Recorded data:
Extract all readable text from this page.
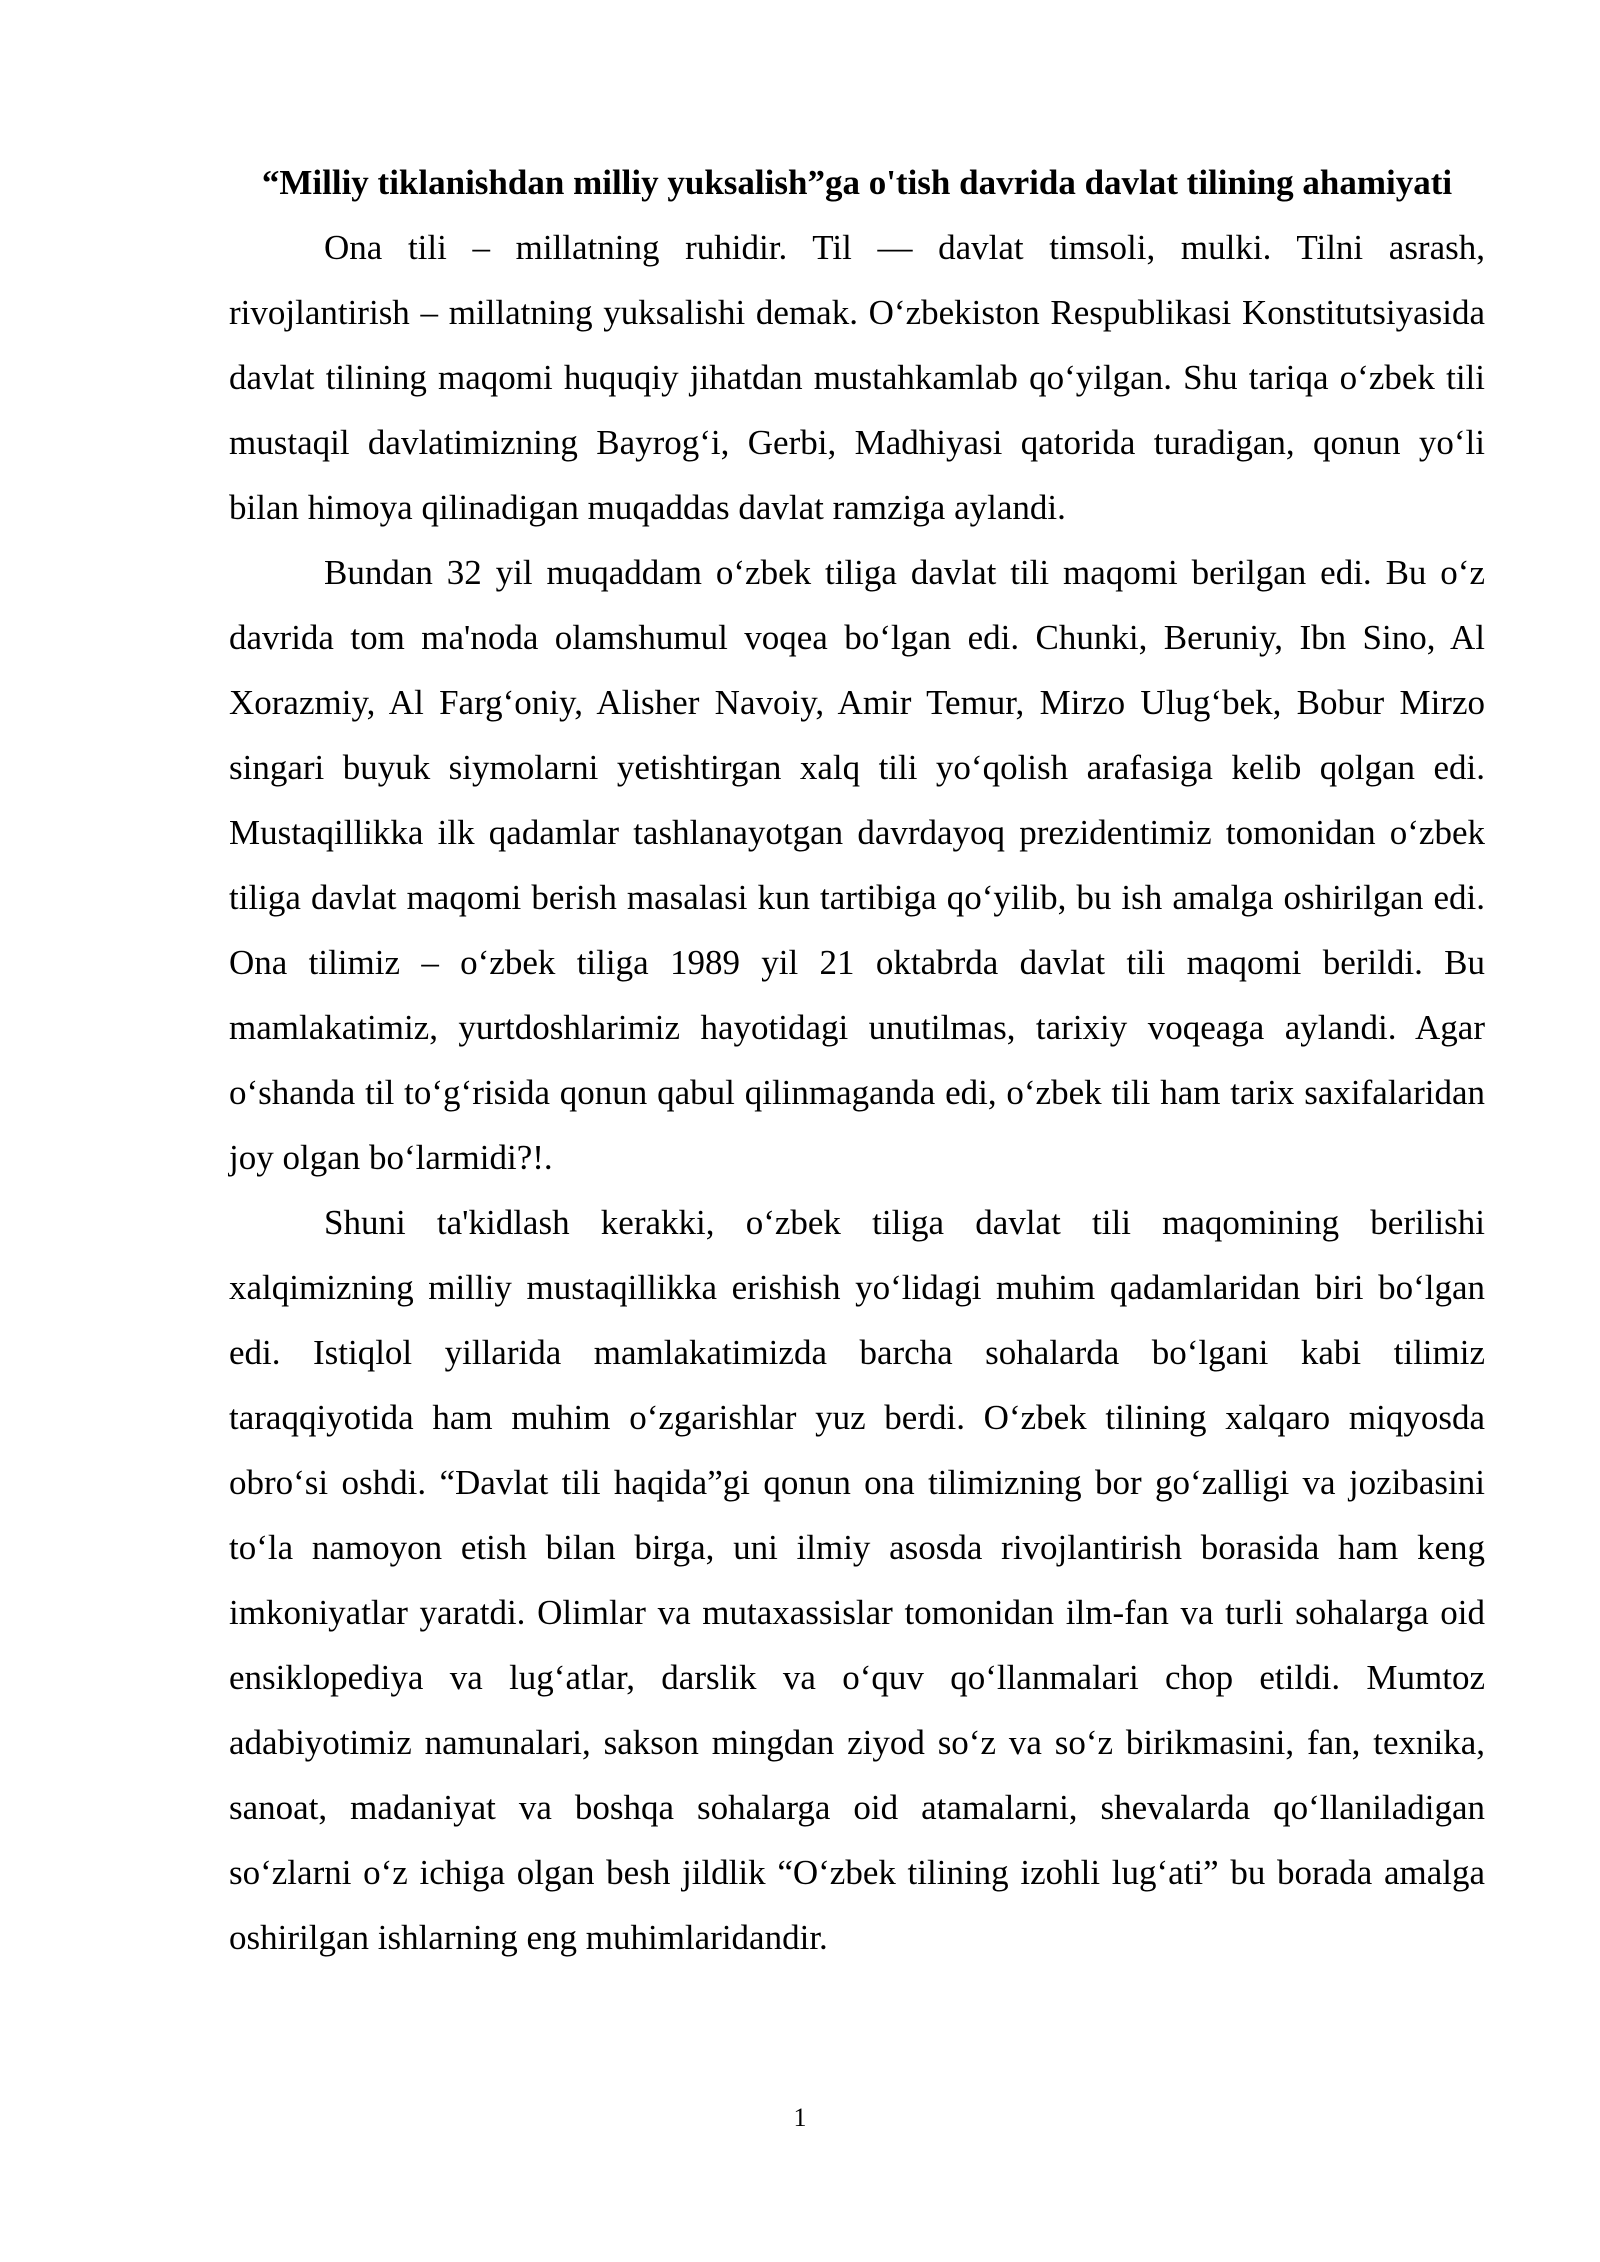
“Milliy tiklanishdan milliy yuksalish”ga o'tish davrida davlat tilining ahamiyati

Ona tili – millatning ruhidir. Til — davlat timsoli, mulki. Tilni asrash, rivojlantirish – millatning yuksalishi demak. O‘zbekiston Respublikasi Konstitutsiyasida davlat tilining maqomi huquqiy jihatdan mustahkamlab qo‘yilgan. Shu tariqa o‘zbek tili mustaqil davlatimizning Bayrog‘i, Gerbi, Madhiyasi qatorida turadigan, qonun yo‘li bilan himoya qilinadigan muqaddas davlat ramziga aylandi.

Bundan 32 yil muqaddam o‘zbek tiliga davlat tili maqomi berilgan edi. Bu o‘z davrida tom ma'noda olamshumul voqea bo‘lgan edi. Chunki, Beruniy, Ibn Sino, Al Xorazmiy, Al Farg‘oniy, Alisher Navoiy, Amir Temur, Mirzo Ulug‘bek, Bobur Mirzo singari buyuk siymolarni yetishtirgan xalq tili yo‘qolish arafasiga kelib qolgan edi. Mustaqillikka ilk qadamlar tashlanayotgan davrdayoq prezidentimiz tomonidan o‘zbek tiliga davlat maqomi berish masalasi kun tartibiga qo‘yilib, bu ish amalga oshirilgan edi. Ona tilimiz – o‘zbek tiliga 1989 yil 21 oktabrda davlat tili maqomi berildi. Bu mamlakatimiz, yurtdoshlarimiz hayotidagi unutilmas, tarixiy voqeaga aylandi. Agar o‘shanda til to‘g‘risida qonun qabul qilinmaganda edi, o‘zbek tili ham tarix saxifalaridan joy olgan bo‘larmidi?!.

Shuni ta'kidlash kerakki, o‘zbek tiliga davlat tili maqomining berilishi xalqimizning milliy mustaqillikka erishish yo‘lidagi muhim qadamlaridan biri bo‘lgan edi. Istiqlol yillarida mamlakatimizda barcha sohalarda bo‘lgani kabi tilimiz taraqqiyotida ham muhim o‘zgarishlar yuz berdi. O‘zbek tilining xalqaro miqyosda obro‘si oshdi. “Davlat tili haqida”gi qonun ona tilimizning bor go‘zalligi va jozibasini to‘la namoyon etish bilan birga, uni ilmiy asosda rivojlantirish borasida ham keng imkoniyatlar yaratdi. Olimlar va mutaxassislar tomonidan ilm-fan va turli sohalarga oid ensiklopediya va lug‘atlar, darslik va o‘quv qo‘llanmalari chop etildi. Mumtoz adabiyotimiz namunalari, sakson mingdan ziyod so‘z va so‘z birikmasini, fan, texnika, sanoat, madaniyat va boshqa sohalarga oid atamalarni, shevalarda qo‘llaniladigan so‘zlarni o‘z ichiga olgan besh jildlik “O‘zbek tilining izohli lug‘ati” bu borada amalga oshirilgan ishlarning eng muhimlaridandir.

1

_REQUEST_
Restate each of the entries above word for word and skip every image.

_ANSWER TO THE EXERCISE_
Extract all readable text from this page.
“Milliy tiklanishdan milliy yuksalish”ga o'tish davrida davlat tilining ahamiyati

Ona tili – millatning ruhidir. Til — davlat timsoli, mulki. Tilni asrash, rivojlantirish – millatning yuksalishi demak. O‘zbekiston Respublikasi Konstitutsiyasida davlat tilining maqomi huquqiy jihatdan mustahkamlab qo‘yilgan. Shu tariqa o‘zbek tili mustaqil davlatimizning Bayrog‘i, Gerbi, Madhiyasi qatorida turadigan, qonun yo‘li bilan himoya qilinadigan muqaddas davlat ramziga aylandi.

Bundan 32 yil muqaddam o‘zbek tiliga davlat tili maqomi berilgan edi. Bu o‘z davrida tom ma'noda olamshumul voqea bo‘lgan edi. Chunki, Beruniy, Ibn Sino, Al Xorazmiy, Al Farg‘oniy, Alisher Navoiy, Amir Temur, Mirzo Ulug‘bek, Bobur Mirzo singari buyuk siymolarni yetishtirgan xalq tili yo‘qolish arafasiga kelib qolgan edi. Mustaqillikka ilk qadamlar tashlanayotgan davrdayoq prezidentimiz tomonidan o‘zbek tiliga davlat maqomi berish masalasi kun tartibiga qo‘yilib, bu ish amalga oshirilgan edi. Ona tilimiz – o‘zbek tiliga 1989 yil 21 oktabrda davlat tili maqomi berildi. Bu mamlakatimiz, yurtdoshlarimiz hayotidagi unutilmas, tarixiy voqeaga aylandi. Agar o‘shanda til to‘g‘risida qonun qabul qilinmaganda edi, o‘zbek tili ham tarix saxifalaridan joy olgan bo‘larmidi?!.

Shuni ta'kidlash kerakki, o‘zbek tiliga davlat tili maqomining berilishi xalqimizning milliy mustaqillikka erishish yo‘lidagi muhim qadamlaridan biri bo‘lgan edi. Istiqlol yillarida mamlakatimizda barcha sohalarda bo‘lgani kabi tilimiz taraqqiyotida ham muhim o‘zgarishlar yuz berdi. O‘zbek tilining xalqaro miqyosda obro‘si oshdi. “Davlat tili haqida”gi qonun ona tilimizning bor go‘zalligi va jozibasini to‘la namoyon etish bilan birga, uni ilmiy asosda rivojlantirish borasida ham keng imkoniyatlar yaratdi. Olimlar va mutaxassislar tomonidan ilm-fan va turli sohalarga oid ensiklopediya va lug‘atlar, darslik va o‘quv qo‘llanmalari chop etildi. Mumtoz adabiyotimiz namunalari, sakson mingdan ziyod so‘z va so‘z birikmasini, fan, texnika, sanoat, madaniyat va boshqa sohalarga oid atamalarni, shevalarda qo‘llaniladigan so‘zlarni o‘z ichiga olgan besh jildlik “O‘zbek tilining izohli lug‘ati” bu borada amalga oshirilgan ishlarning eng muhimlaridandir.

1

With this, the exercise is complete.